Material:
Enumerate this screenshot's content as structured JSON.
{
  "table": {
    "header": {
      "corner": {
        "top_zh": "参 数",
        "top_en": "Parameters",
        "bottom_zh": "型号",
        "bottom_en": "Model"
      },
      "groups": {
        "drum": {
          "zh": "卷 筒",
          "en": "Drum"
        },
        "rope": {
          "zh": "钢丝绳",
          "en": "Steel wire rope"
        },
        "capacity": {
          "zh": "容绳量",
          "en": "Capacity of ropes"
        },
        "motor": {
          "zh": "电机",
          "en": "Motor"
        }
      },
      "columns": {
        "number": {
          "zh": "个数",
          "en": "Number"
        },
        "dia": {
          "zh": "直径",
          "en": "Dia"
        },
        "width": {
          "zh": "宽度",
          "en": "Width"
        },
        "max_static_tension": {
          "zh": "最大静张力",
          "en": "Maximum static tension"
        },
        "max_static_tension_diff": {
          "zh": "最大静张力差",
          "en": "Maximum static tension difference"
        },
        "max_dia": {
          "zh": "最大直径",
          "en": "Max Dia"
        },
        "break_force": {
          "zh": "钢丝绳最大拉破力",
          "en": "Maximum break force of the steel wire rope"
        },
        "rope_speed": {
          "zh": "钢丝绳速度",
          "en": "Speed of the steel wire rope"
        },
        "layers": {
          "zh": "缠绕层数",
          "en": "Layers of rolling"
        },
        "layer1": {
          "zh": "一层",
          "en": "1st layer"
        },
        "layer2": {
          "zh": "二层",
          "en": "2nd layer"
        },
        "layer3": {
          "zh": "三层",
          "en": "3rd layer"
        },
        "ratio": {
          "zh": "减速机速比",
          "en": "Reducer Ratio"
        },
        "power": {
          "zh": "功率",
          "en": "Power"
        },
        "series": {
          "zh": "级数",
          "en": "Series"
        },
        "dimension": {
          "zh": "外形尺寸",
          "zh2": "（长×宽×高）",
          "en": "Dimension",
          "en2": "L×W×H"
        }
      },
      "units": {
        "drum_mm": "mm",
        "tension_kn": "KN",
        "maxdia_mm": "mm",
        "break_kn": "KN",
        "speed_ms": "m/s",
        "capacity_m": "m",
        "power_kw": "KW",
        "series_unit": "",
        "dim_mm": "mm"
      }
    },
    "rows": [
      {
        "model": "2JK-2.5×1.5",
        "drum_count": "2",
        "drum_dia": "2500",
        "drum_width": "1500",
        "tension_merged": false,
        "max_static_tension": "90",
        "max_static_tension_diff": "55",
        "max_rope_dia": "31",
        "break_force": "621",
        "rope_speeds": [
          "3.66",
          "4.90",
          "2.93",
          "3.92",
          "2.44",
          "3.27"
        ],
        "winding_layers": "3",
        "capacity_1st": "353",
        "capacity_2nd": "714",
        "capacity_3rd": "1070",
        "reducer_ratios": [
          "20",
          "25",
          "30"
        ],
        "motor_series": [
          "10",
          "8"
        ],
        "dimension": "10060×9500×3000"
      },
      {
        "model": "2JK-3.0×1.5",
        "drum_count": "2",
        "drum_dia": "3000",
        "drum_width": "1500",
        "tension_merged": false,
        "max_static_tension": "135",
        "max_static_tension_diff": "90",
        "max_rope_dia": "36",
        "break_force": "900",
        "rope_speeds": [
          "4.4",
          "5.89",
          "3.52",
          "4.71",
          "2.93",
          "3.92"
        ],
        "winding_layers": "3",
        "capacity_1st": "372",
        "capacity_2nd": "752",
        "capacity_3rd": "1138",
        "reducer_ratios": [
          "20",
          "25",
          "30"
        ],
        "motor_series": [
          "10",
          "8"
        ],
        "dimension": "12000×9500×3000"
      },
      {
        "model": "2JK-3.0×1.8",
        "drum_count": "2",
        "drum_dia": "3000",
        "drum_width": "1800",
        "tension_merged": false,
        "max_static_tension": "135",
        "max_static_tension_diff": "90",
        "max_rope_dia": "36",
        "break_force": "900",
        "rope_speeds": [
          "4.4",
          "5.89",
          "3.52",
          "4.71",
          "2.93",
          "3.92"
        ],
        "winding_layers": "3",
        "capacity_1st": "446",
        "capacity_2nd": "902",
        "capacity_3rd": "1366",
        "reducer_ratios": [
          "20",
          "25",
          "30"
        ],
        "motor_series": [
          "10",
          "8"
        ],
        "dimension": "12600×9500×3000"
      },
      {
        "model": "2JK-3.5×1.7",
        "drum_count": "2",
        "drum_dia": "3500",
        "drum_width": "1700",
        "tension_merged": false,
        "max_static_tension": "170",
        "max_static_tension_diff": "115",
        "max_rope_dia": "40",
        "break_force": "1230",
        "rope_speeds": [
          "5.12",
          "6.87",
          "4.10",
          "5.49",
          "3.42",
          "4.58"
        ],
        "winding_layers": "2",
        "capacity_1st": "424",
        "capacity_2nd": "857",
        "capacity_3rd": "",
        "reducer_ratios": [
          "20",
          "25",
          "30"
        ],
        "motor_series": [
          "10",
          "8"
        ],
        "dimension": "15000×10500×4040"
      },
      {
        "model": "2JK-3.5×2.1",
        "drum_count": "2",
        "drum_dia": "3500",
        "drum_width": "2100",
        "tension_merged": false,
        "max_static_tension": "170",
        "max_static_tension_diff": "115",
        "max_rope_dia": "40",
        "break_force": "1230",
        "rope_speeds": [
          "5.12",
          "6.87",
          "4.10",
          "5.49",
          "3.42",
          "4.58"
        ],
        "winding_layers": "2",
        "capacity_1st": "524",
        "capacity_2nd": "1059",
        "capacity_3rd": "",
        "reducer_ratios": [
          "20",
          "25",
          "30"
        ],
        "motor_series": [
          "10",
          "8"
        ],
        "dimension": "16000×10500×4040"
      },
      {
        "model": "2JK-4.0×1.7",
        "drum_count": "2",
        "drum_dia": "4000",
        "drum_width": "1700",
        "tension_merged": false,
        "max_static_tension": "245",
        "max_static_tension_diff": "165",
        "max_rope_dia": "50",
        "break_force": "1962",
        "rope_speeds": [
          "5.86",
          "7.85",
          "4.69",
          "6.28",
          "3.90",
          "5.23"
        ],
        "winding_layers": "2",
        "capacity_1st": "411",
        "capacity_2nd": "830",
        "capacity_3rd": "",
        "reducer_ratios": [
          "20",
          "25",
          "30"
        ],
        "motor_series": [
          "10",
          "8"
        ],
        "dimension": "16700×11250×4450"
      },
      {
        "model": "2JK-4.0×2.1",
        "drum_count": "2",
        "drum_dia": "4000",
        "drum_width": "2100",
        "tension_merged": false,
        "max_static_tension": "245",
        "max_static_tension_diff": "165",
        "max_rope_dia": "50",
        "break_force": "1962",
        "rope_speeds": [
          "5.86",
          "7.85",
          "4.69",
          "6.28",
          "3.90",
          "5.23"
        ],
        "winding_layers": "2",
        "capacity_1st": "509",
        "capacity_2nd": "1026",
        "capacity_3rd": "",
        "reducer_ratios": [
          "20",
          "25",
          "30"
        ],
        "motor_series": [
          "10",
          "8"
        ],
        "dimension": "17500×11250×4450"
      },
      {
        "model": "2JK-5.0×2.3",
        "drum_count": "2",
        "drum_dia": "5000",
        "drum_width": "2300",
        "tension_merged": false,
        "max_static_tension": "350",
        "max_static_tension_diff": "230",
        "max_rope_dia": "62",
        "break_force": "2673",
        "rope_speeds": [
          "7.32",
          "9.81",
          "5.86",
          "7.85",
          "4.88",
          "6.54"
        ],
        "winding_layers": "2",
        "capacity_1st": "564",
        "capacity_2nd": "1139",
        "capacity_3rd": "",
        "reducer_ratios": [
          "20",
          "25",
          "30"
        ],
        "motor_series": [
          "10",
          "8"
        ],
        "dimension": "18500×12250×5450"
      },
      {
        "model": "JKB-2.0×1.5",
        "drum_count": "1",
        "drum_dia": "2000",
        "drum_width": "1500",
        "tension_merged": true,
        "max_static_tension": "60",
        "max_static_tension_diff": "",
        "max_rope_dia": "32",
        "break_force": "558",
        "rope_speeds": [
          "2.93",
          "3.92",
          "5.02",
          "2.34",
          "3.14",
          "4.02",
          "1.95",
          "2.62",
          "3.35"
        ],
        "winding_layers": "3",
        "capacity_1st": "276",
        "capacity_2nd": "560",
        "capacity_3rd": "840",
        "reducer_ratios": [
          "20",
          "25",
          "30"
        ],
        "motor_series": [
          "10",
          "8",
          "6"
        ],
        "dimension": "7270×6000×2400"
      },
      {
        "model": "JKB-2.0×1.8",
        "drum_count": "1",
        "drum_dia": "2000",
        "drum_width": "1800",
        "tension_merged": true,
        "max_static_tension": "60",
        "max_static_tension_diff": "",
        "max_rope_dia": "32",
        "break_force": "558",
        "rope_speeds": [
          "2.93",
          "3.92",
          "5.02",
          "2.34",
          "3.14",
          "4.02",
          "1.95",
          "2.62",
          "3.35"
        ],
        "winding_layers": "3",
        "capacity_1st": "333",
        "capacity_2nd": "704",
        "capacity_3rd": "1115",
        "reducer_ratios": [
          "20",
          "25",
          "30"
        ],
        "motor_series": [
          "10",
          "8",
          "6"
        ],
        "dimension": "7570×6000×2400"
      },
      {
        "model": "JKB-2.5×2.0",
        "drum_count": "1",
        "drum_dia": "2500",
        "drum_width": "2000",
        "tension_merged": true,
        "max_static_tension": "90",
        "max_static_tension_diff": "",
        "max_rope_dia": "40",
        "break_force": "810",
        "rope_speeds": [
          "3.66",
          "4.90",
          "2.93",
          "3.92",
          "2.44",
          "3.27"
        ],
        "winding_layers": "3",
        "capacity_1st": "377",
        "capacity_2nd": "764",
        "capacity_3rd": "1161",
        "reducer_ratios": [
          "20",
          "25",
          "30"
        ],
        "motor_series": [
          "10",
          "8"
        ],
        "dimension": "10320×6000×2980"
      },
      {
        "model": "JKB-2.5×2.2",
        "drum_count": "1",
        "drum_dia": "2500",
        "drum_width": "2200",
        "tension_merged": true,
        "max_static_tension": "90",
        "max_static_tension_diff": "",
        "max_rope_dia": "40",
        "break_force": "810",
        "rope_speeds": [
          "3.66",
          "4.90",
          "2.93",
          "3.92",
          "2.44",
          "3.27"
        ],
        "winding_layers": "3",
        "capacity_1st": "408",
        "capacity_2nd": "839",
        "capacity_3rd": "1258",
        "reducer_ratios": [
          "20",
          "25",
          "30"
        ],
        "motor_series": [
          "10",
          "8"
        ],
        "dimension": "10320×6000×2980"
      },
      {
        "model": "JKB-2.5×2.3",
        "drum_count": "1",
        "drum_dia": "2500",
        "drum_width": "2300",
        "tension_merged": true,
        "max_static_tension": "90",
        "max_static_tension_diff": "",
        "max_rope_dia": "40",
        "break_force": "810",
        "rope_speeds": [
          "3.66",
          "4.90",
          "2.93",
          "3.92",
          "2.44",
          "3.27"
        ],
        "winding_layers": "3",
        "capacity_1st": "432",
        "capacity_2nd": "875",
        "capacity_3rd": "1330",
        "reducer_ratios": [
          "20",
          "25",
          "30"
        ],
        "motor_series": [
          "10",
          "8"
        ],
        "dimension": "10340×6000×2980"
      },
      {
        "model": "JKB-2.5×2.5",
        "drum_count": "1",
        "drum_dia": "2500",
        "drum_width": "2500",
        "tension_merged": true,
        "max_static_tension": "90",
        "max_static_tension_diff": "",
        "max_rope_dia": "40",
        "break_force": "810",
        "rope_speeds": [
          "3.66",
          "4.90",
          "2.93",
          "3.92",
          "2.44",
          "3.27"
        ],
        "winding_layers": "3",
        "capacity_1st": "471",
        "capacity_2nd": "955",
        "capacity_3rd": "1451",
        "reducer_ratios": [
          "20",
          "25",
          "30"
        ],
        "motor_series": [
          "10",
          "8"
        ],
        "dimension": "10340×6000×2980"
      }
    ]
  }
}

What to produce: List all lines where "Maximum" occurs.

Answer for this exercise:
          "en": "Maximum static tension"
          "en": "Maximum static tension difference"
          "en": "Maximum break force of the steel wire rope"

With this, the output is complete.